WHAT TO WORK ON
Keep only the lines where "minst" appears.

——————————

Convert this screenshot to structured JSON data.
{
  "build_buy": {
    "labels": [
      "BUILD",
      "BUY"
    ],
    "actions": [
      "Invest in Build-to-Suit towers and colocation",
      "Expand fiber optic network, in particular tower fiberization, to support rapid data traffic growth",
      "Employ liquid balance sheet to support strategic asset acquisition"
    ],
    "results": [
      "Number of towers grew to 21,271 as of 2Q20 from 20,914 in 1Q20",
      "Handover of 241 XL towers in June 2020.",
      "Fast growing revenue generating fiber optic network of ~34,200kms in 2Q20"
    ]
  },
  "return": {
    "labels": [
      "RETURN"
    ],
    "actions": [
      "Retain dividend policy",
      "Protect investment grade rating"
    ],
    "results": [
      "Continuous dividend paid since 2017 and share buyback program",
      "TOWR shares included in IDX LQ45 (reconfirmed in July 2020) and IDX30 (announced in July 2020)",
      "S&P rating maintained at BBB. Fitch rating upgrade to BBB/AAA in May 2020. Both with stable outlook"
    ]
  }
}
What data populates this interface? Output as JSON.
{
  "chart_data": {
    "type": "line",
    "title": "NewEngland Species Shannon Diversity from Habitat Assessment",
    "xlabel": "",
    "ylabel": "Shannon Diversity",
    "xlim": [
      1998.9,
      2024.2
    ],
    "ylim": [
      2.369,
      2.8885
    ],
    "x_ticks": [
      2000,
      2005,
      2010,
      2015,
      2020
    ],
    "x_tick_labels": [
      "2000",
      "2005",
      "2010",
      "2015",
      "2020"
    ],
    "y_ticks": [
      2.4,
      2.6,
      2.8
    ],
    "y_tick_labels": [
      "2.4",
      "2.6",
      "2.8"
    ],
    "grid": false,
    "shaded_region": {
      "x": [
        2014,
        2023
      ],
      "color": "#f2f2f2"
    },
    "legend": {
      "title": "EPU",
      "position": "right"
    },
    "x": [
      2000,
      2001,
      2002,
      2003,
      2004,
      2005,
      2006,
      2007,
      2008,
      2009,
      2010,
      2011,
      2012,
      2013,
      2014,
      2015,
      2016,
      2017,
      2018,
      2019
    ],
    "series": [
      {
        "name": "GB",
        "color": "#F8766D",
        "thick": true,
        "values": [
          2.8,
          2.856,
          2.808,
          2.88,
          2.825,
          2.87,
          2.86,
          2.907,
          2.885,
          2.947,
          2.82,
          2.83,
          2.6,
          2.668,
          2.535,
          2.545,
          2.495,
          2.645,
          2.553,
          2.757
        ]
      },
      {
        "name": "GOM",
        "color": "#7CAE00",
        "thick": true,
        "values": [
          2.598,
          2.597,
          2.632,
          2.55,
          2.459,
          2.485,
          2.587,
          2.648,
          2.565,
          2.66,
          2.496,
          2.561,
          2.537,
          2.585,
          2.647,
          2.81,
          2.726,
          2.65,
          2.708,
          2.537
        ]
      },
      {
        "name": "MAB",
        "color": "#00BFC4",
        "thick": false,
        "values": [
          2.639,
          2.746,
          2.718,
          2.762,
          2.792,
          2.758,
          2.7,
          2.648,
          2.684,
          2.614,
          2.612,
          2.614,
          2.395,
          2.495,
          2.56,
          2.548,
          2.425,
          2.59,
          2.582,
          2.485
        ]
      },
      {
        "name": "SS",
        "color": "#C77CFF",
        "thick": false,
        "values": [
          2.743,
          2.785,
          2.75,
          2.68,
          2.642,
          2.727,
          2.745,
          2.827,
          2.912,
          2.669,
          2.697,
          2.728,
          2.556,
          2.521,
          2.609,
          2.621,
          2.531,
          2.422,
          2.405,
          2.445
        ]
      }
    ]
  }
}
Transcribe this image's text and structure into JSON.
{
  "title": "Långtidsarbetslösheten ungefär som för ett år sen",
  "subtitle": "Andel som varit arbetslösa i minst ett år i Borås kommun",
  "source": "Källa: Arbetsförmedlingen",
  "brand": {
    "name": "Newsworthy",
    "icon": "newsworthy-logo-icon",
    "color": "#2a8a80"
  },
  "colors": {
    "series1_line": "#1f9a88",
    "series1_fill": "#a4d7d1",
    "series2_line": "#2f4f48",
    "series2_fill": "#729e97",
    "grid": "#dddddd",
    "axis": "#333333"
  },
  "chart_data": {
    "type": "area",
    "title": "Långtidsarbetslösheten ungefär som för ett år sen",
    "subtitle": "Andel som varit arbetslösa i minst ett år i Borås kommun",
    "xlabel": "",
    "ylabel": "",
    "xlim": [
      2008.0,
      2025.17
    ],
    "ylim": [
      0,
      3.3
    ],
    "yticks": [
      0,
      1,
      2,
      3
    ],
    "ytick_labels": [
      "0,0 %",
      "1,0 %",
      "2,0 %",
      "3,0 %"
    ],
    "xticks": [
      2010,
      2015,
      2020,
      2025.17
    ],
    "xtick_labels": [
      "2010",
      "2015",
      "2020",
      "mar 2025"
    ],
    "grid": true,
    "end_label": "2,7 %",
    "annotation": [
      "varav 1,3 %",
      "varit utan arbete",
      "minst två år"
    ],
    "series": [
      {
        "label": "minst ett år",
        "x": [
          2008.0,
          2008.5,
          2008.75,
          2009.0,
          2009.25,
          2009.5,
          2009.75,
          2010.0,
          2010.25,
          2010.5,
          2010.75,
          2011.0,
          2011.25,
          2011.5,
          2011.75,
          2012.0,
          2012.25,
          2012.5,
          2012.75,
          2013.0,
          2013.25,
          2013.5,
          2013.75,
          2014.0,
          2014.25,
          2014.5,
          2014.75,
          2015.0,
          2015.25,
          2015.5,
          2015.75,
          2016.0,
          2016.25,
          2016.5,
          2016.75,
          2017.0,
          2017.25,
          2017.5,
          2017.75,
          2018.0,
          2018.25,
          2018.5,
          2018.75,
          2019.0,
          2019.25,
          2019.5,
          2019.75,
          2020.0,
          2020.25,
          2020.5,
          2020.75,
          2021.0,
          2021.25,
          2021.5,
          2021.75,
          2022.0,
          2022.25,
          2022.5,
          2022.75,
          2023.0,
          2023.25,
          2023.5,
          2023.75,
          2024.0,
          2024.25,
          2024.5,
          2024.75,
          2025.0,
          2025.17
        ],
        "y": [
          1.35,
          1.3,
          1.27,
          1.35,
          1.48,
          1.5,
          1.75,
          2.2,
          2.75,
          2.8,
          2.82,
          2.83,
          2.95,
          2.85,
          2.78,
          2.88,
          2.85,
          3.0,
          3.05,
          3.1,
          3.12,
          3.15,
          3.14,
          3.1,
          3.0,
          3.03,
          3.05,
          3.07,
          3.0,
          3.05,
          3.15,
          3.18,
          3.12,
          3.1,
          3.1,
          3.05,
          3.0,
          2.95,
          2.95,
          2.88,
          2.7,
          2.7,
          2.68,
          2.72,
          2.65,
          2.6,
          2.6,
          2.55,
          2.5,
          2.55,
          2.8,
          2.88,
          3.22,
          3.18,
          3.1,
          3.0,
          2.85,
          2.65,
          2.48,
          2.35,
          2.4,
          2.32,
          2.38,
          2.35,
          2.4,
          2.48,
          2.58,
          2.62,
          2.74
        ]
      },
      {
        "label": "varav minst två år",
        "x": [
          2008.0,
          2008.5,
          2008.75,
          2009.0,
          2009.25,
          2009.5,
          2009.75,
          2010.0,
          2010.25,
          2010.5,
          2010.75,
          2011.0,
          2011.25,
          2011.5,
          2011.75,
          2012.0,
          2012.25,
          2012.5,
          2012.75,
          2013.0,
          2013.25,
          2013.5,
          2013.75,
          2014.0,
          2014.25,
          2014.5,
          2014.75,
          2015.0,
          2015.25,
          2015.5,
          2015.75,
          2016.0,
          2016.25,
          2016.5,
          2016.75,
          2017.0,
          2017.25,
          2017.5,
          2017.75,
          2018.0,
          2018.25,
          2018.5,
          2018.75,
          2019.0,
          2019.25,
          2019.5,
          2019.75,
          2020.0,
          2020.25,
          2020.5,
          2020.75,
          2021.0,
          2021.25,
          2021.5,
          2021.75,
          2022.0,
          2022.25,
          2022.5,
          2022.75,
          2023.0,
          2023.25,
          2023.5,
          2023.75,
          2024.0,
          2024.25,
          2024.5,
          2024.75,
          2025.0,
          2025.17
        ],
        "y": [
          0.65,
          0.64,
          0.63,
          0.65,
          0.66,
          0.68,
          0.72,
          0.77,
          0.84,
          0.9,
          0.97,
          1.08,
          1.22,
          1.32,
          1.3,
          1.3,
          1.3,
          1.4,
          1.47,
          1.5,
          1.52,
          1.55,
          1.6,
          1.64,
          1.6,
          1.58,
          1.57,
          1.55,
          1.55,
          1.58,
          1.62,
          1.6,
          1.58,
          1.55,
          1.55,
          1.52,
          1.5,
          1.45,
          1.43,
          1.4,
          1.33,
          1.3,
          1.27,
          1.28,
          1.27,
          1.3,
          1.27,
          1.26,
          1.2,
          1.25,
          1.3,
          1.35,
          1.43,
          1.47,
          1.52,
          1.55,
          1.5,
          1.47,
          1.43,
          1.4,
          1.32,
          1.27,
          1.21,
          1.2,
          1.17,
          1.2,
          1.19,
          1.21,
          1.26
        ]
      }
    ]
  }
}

——————————

REPLY TO THE EXERCISE
  "subtitle": "Andel som varit arbetslösa i minst ett år i Borås kommun",
    "subtitle": "Andel som varit arbetslösa i minst ett år i Borås kommun",
      "minst två år"
        "label": "minst ett år",
        "label": "varav minst två år",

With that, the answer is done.